▸ **TASK TO COMPLETE**:
Reproduce all records exactly.

###

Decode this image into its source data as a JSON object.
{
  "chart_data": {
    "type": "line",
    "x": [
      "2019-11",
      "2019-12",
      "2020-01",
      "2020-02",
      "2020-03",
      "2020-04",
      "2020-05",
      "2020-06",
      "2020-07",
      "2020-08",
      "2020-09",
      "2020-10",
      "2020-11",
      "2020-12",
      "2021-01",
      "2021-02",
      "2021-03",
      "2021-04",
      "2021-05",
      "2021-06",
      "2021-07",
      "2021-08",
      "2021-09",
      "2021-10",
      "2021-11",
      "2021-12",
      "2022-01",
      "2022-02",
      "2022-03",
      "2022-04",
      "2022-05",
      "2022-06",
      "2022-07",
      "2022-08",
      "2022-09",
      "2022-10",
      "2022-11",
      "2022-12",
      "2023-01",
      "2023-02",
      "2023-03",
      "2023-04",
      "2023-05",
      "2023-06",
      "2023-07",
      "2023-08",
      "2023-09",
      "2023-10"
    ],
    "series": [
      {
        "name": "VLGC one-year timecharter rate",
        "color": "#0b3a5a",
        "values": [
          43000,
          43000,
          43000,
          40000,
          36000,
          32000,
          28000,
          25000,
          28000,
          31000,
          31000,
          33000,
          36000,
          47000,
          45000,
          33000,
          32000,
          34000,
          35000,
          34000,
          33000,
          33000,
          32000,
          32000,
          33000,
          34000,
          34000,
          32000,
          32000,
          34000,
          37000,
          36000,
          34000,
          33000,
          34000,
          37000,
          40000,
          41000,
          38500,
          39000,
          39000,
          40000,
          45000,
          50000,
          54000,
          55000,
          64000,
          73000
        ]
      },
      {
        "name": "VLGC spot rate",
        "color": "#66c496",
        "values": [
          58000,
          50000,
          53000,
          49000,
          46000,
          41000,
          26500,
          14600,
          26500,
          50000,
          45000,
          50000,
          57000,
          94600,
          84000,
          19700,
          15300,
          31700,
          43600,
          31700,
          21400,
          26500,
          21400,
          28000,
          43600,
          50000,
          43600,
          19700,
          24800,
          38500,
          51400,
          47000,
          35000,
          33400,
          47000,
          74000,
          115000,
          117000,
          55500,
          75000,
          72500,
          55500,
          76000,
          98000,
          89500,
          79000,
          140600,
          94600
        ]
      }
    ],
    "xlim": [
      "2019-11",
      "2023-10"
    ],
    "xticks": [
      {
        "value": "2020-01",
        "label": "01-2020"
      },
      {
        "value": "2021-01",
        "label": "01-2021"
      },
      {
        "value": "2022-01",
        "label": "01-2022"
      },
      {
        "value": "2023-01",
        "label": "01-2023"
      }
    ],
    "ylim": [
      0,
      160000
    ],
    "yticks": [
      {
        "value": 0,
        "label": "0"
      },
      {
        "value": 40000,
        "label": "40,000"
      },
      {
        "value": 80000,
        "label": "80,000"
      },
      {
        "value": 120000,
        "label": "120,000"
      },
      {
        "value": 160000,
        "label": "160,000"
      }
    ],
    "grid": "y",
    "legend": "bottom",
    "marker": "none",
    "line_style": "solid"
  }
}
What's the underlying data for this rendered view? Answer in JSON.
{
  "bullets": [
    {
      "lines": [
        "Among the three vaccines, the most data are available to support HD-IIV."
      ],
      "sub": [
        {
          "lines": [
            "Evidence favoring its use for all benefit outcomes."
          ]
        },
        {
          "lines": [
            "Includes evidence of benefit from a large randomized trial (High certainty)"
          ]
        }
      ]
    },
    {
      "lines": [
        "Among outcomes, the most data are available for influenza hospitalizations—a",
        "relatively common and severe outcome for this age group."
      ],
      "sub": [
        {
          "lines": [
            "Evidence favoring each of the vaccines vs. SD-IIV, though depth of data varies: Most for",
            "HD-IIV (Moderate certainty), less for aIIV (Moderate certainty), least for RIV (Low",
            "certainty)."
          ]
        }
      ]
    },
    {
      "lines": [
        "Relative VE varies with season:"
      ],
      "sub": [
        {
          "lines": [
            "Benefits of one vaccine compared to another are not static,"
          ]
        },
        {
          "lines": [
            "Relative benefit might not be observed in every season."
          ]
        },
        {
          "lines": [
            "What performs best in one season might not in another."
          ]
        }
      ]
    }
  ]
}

###

▸ **EXERCISE RESPONSE**:
Decode this image into its source data as a JSON object.
{
  "chart_data": {
    "type": "line",
    "x": [
      "2019-11",
      "2019-12",
      "2020-01",
      "2020-02",
      "2020-03",
      "2020-04",
      "2020-05",
      "2020-06",
      "2020-07",
      "2020-08",
      "2020-09",
      "2020-10",
      "2020-11",
      "2020-12",
      "2021-01",
      "2021-02",
      "2021-03",
      "2021-04",
      "2021-05",
      "2021-06",
      "2021-07",
      "2021-08",
      "2021-09",
      "2021-10",
      "2021-11",
      "2021-12",
      "2022-01",
      "2022-02",
      "2022-03",
      "2022-04",
      "2022-05",
      "2022-06",
      "2022-07",
      "2022-08",
      "2022-09",
      "2022-10",
      "2022-11",
      "2022-12",
      "2023-01",
      "2023-02",
      "2023-03",
      "2023-04",
      "2023-05",
      "2023-06",
      "2023-07",
      "2023-08",
      "2023-09",
      "2023-10"
    ],
    "series": [
      {
        "name": "VLGC one-year timecharter rate",
        "color": "#0b3a5a",
        "values": [
          43000,
          43000,
          43000,
          40000,
          36000,
          32000,
          28000,
          25000,
          28000,
          31000,
          31000,
          33000,
          36000,
          47000,
          45000,
          33000,
          32000,
          34000,
          35000,
          34000,
          33000,
          33000,
          32000,
          32000,
          33000,
          34000,
          34000,
          32000,
          32000,
          34000,
          37000,
          36000,
          34000,
          33000,
          34000,
          37000,
          40000,
          41000,
          38500,
          39000,
          39000,
          40000,
          45000,
          50000,
          54000,
          55000,
          64000,
          73000
        ]
      },
      {
        "name": "VLGC spot rate",
        "color": "#66c496",
        "values": [
          58000,
          50000,
          53000,
          49000,
          46000,
          41000,
          26500,
          14600,
          26500,
          50000,
          45000,
          50000,
          57000,
          94600,
          84000,
          19700,
          15300,
          31700,
          43600,
          31700,
          21400,
          26500,
          21400,
          28000,
          43600,
          50000,
          43600,
          19700,
          24800,
          38500,
          51400,
          47000,
          35000,
          33400,
          47000,
          74000,
          115000,
          117000,
          55500,
          75000,
          72500,
          55500,
          76000,
          98000,
          89500,
          79000,
          140600,
          94600
        ]
      }
    ],
    "xlim": [
      "2019-11",
      "2023-10"
    ],
    "xticks": [
      {
        "value": "2020-01",
        "label": "01-2020"
      },
      {
        "value": "2021-01",
        "label": "01-2021"
      },
      {
        "value": "2022-01",
        "label": "01-2022"
      },
      {
        "value": "2023-01",
        "label": "01-2023"
      }
    ],
    "ylim": [
      0,
      160000
    ],
    "yticks": [
      {
        "value": 0,
        "label": "0"
      },
      {
        "value": 40000,
        "label": "40,000"
      },
      {
        "value": 80000,
        "label": "80,000"
      },
      {
        "value": 120000,
        "label": "120,000"
      },
      {
        "value": 160000,
        "label": "160,000"
      }
    ],
    "grid": "y",
    "legend": "bottom",
    "marker": "none",
    "line_style": "solid"
  }
}
What's the underlying data for this rendered view? Answer in JSON.
{
  "bullets": [
    {
      "lines": [
        "Among the three vaccines, the most data are available to support HD-IIV."
      ],
      "sub": [
        {
          "lines": [
            "Evidence favoring its use for all benefit outcomes."
          ]
        },
        {
          "lines": [
            "Includes evidence of benefit from a large randomized trial (High certainty)"
          ]
        }
      ]
    },
    {
      "lines": [
        "Among outcomes, the most data are available for influenza hospitalizations—a",
        "relatively common and severe outcome for this age group."
      ],
      "sub": [
        {
          "lines": [
            "Evidence favoring each of the vaccines vs. SD-IIV, though depth of data varies: Most for",
            "HD-IIV (Moderate certainty), less for aIIV (Moderate certainty), least for RIV (Low",
            "certainty)."
          ]
        }
      ]
    },
    {
      "lines": [
        "Relative VE varies with season:"
      ],
      "sub": [
        {
          "lines": [
            "Benefits of one vaccine compared to another are not static,"
          ]
        },
        {
          "lines": [
            "Relative benefit might not be observed in every season."
          ]
        },
        {
          "lines": [
            "What performs best in one season might not in another."
          ]
        }
      ]
    }
  ]
}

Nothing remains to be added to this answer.